---------- DATASET ----------

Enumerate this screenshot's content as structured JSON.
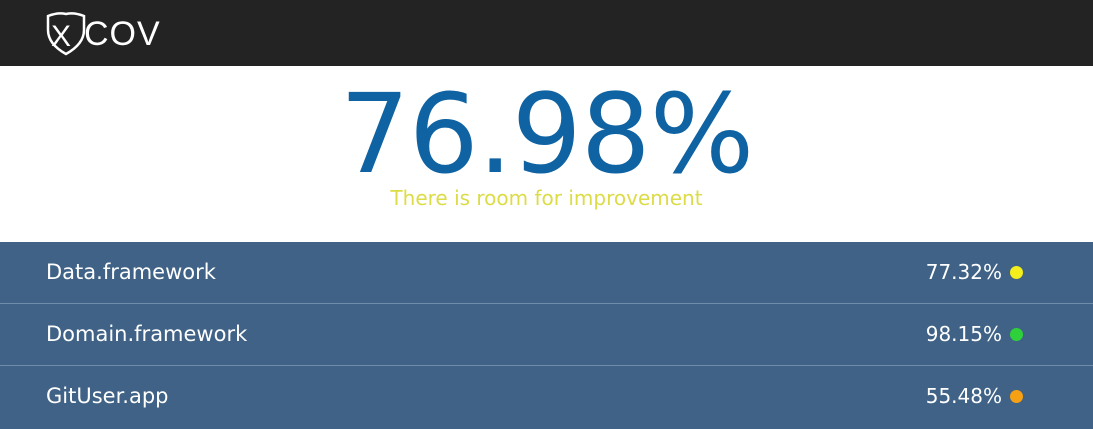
{
  "header": {
    "logo_text": "COV",
    "logo_mark_text": "X"
  },
  "summary": {
    "total_coverage": "76.98%",
    "message": "There is room for improvement",
    "coverage_color": "#0f63a3",
    "message_color": "#dcdc47"
  },
  "targets": [
    {
      "name": "Data.framework",
      "coverage": "77.32%",
      "status_color": "#f3ee1c",
      "status_icon": "yellow-status-dot-icon"
    },
    {
      "name": "Domain.framework",
      "coverage": "98.15%",
      "status_color": "#2fd13b",
      "status_icon": "green-status-dot-icon"
    },
    {
      "name": "GitUser.app",
      "coverage": "55.48%",
      "status_color": "#f5a113",
      "status_icon": "orange-status-dot-icon"
    }
  ]
}
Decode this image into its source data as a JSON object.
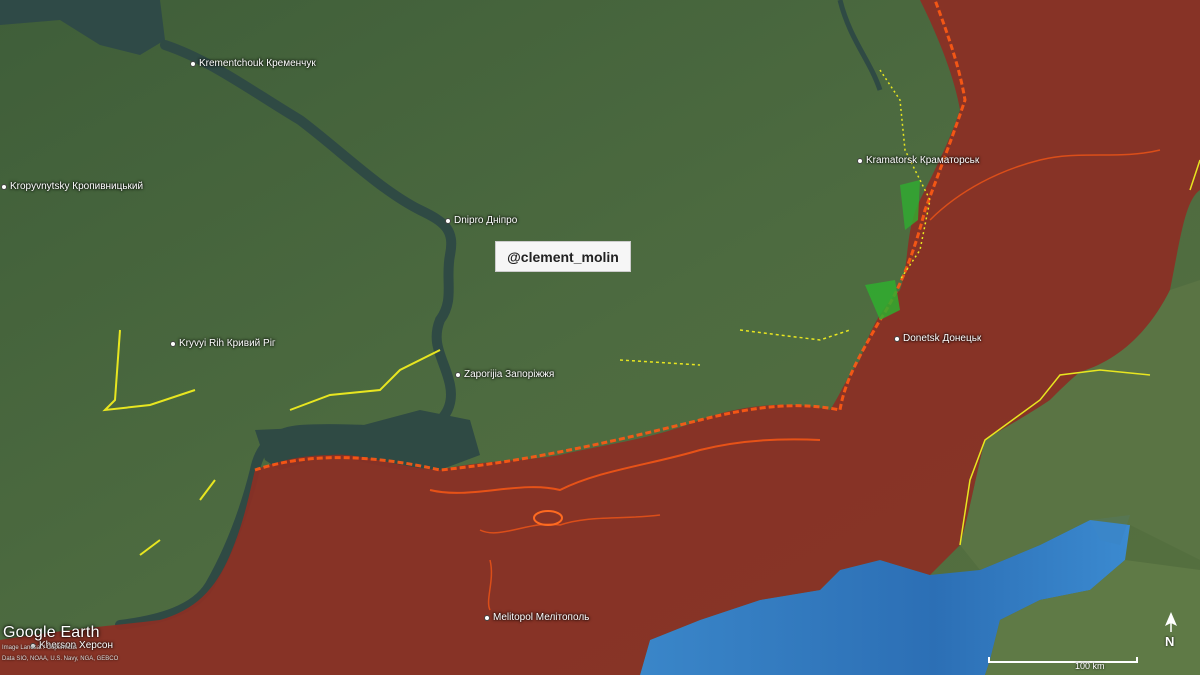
{
  "map": {
    "watermark": "@clement_molin",
    "logo": "Google Earth",
    "attribution": [
      "Image Landsat / Copernicus",
      "Data SIO, NOAA, U.S. Navy, NGA, GEBCO"
    ],
    "scale_label": "100 km",
    "compass_label": "N",
    "colors": {
      "land": "#4a6a3e",
      "occupied": "#8c2f24",
      "frontline": "#ff5a14",
      "fortifications": "#e8e620",
      "contested": "#2fae2f",
      "sea": "#2f78c2",
      "river": "#2f4a44"
    },
    "cities": [
      {
        "id": "kremenchuk",
        "label": "Krementchouk Кременчук"
      },
      {
        "id": "kropyvnytsky",
        "label": "Kropyvnytsky Кропивницький"
      },
      {
        "id": "dnipro",
        "label": "Dnipro Дніпро"
      },
      {
        "id": "kramatorsk",
        "label": "Kramatorsk Краматорськ"
      },
      {
        "id": "kryvyi-rih",
        "label": "Kryvyi Rih Кривий Ріг"
      },
      {
        "id": "zaporijia",
        "label": "Zaporijia Запоріжжя"
      },
      {
        "id": "donetsk",
        "label": "Donetsk Донецьк"
      },
      {
        "id": "melitopol",
        "label": "Melitopol Мелітополь"
      },
      {
        "id": "kherson",
        "label": "Kherson Херсон"
      }
    ]
  }
}
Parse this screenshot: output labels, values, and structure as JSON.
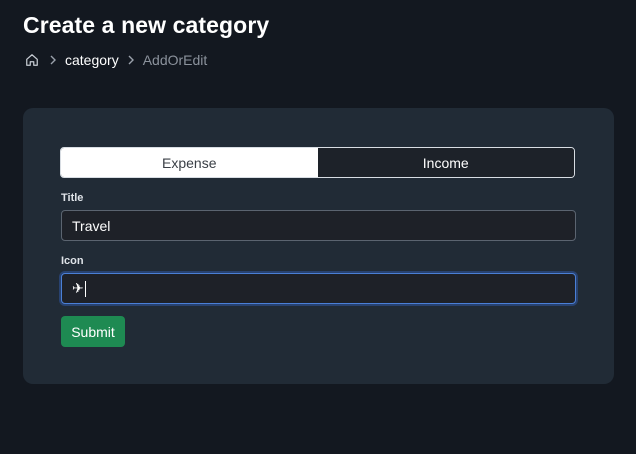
{
  "header": {
    "title": "Create a new category"
  },
  "breadcrumb": {
    "home_icon": "home-icon",
    "items": [
      {
        "label": "category"
      },
      {
        "label": "AddOrEdit"
      }
    ]
  },
  "form": {
    "type_toggle": {
      "options": [
        {
          "label": "Expense",
          "selected": false
        },
        {
          "label": "Income",
          "selected": true
        }
      ]
    },
    "title_field": {
      "label": "Title",
      "value": "Travel"
    },
    "icon_field": {
      "label": "Icon",
      "value": "✈"
    },
    "submit_label": "Submit"
  },
  "colors": {
    "background": "#131820",
    "card": "#212b36",
    "submit": "#1e8a52",
    "focus_ring": "#4a7fd6"
  }
}
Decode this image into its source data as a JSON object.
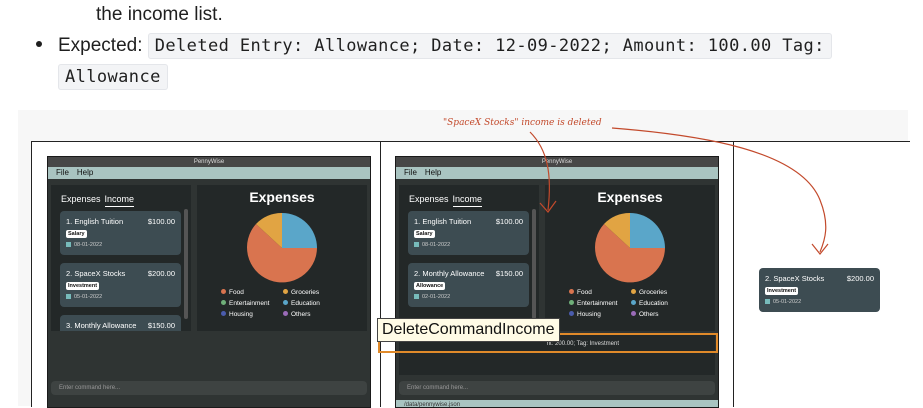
{
  "doc": {
    "line1": "the income list.",
    "bullet_label": "Expected:",
    "code_line1": "Deleted Entry: Allowance; Date: 12-09-2022; Amount: 100.00 Tag:",
    "code_line2": "Allowance"
  },
  "annotation": {
    "text": "\"SpaceX Stocks\" income is deleted"
  },
  "tooltip": {
    "text": "DeleteCommandIncome"
  },
  "window": {
    "title": "PennyWise",
    "menu": [
      "File",
      "Help"
    ],
    "tabs": [
      "Expenses",
      "Income"
    ],
    "chart_title": "Expenses",
    "command_placeholder": "Enter command here...",
    "legend": [
      "Food",
      "Groceries",
      "Entertainment",
      "Education",
      "Housing",
      "Others"
    ],
    "legend_colors": [
      "#d9744f",
      "#e1a443",
      "#6fb07a",
      "#5aa6c9",
      "#4a5cad",
      "#9a6bb8"
    ]
  },
  "left_cards": [
    {
      "title": "1. English Tuition",
      "amount": "$100.00",
      "tag": "Salary",
      "date": "08-01-2022"
    },
    {
      "title": "2. SpaceX Stocks",
      "amount": "$200.00",
      "tag": "Investment",
      "date": "05-01-2022"
    },
    {
      "title": "3. Monthly Allowance",
      "amount": "$150.00"
    }
  ],
  "middle_cards": [
    {
      "title": "1. English Tuition",
      "amount": "$100.00",
      "tag": "Salary",
      "date": "08-01-2022"
    },
    {
      "title": "2. Monthly Allowance",
      "amount": "$150.00",
      "tag": "Allowance",
      "date": "02-01-2022"
    }
  ],
  "middle_result": "nt: 200.00; Tag: Investment",
  "middle_status": "/data/pennywise.json",
  "right_card": {
    "title": "2. SpaceX Stocks",
    "amount": "$200.00",
    "tag": "Investment",
    "date": "05-01-2022"
  }
}
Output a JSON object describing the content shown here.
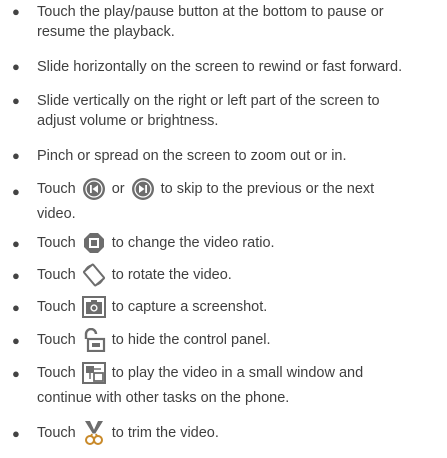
{
  "icon_color": "#6d6d6d",
  "items": [
    {
      "lines": [
        "Touch the play/pause button at the bottom to pause or",
        "resume the playback."
      ]
    },
    {
      "lines": [
        "Slide horizontally on the screen to rewind or fast forward."
      ]
    },
    {
      "lines": [
        "Slide vertically on the right or left part of the screen to",
        "adjust volume or brightness."
      ]
    },
    {
      "lines": [
        "Pinch or spread on the screen to zoom out or in."
      ]
    },
    {
      "pre": "Touch",
      "mid": "or",
      "post": "to skip to the previous or the next",
      "line2": "video.",
      "icons": [
        "previous-icon",
        "next-icon"
      ]
    },
    {
      "pre": "Touch",
      "post": "to change the video ratio.",
      "icon": "ratio-icon"
    },
    {
      "pre": "Touch",
      "post": "to rotate the video.",
      "icon": "rotate-icon"
    },
    {
      "pre": "Touch",
      "post": "to capture a screenshot.",
      "icon": "screenshot-icon"
    },
    {
      "pre": "Touch",
      "post": "to hide the control panel.",
      "icon": "lock-icon"
    },
    {
      "pre": "Touch",
      "post": "to play the video in a small window and",
      "line2": "continue with other tasks on the phone.",
      "icon": "small-window-icon"
    },
    {
      "pre": "Touch",
      "post": "to trim the video.",
      "icon": "trim-icon"
    }
  ]
}
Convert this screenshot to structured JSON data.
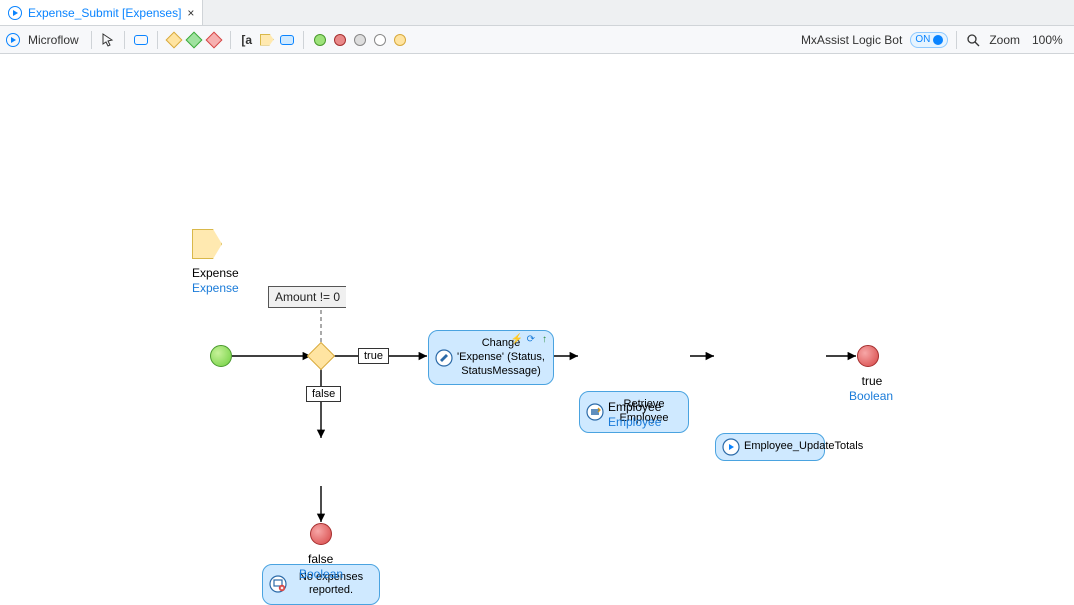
{
  "tab": {
    "title": "Expense_Submit [Expenses]"
  },
  "toolbar": {
    "microflow_label": "Microflow",
    "mxassist_label": "MxAssist Logic Bot",
    "mxassist_state": "ON",
    "zoom_label": "Zoom",
    "zoom_value": "100%"
  },
  "parameter": {
    "name": "Expense",
    "type": "Expense"
  },
  "decision": {
    "expression": "Amount != 0",
    "true_label": "true",
    "false_label": "false"
  },
  "activities": {
    "change": {
      "text": "Change 'Expense' (Status, StatusMessage)"
    },
    "retrieve": {
      "text": "Retrieve Employee",
      "out_name": "Employee",
      "out_type": "Employee"
    },
    "call": {
      "text": "Employee_UpdateTotals"
    },
    "validation": {
      "text": "No expenses reported."
    }
  },
  "ends": {
    "true": {
      "value": "true",
      "type": "Boolean"
    },
    "false": {
      "value": "false",
      "type": "Boolean"
    }
  }
}
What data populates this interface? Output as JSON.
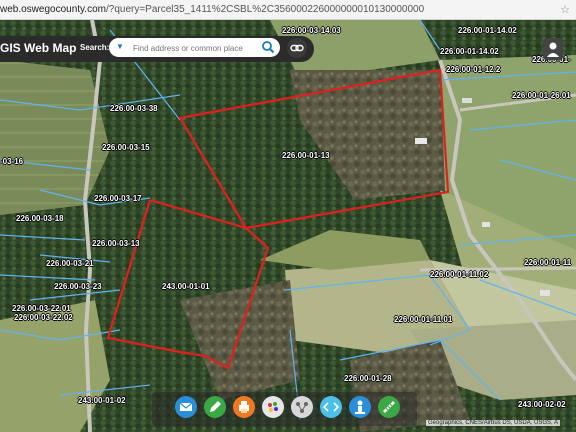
{
  "browser": {
    "url_host": "web.oswegocounty.com",
    "url_rest": "/?query=Parcel35_1411%2CSBL%2C356000226000000010130000000",
    "star": "☆"
  },
  "app": {
    "title": "GIS Web Map",
    "search_label": "Search:",
    "search_placeholder": "Find address or common place"
  },
  "parcels": [
    {
      "id": "p1",
      "label": "226.00-03-14.03"
    },
    {
      "id": "p2",
      "label": "226.00-01-14.02"
    },
    {
      "id": "p3",
      "label": "226.00-01-12.2"
    },
    {
      "id": "p4",
      "label": "226.00-01-26.01"
    },
    {
      "id": "p5",
      "label": "226.00-03-38"
    },
    {
      "id": "p6",
      "label": "226.00-03-15"
    },
    {
      "id": "p7",
      "label": "226.00-01-13"
    },
    {
      "id": "p8",
      "label": "-03-16"
    },
    {
      "id": "p9",
      "label": "226.00-03-17"
    },
    {
      "id": "p10",
      "label": "226.00-03-18"
    },
    {
      "id": "p11",
      "label": "226.00-03-13"
    },
    {
      "id": "p12",
      "label": "226.00-03-21"
    },
    {
      "id": "p13",
      "label": "226.00-03-23"
    },
    {
      "id": "p14",
      "label": "243.00-01-01"
    },
    {
      "id": "p15",
      "label": "226.00-01-11.02"
    },
    {
      "id": "p16",
      "label": "226.00-01-11"
    },
    {
      "id": "p17",
      "label": "226.00-03-22.01"
    },
    {
      "id": "p18",
      "label": "226.00-03-22.02"
    },
    {
      "id": "p19",
      "label": "226.00-01-11.01"
    },
    {
      "id": "p20",
      "label": "226.00-01-28"
    },
    {
      "id": "p21",
      "label": "243.00-01-02"
    },
    {
      "id": "p22",
      "label": "243.00-02-02"
    },
    {
      "id": "p23",
      "label": "226.00-01-"
    },
    {
      "id": "p24",
      "label": "226.00-01-14.02"
    }
  ],
  "toolbar": {
    "prev": "‹",
    "next": "›",
    "tools": [
      {
        "name": "email-tool",
        "color": "#2a8fd6"
      },
      {
        "name": "draw-tool",
        "color": "#3aa845"
      },
      {
        "name": "print-tool",
        "color": "#f07820"
      },
      {
        "name": "layers-tool",
        "color": "#9a9a9a"
      },
      {
        "name": "share-tool",
        "color": "#9a9a9a"
      },
      {
        "name": "link-tool",
        "color": "#4cc0e8"
      },
      {
        "name": "identify-tool",
        "color": "#2a8fd6"
      },
      {
        "name": "measure-tool",
        "color": "#3aa845"
      }
    ]
  },
  "attribution": "Geographics, CNES/Airbus DS, USDA, USGS, A"
}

----------

● TASK
Give only the number of lines in the entries above that hold the string "trim".

● CORRECT ANSWER
2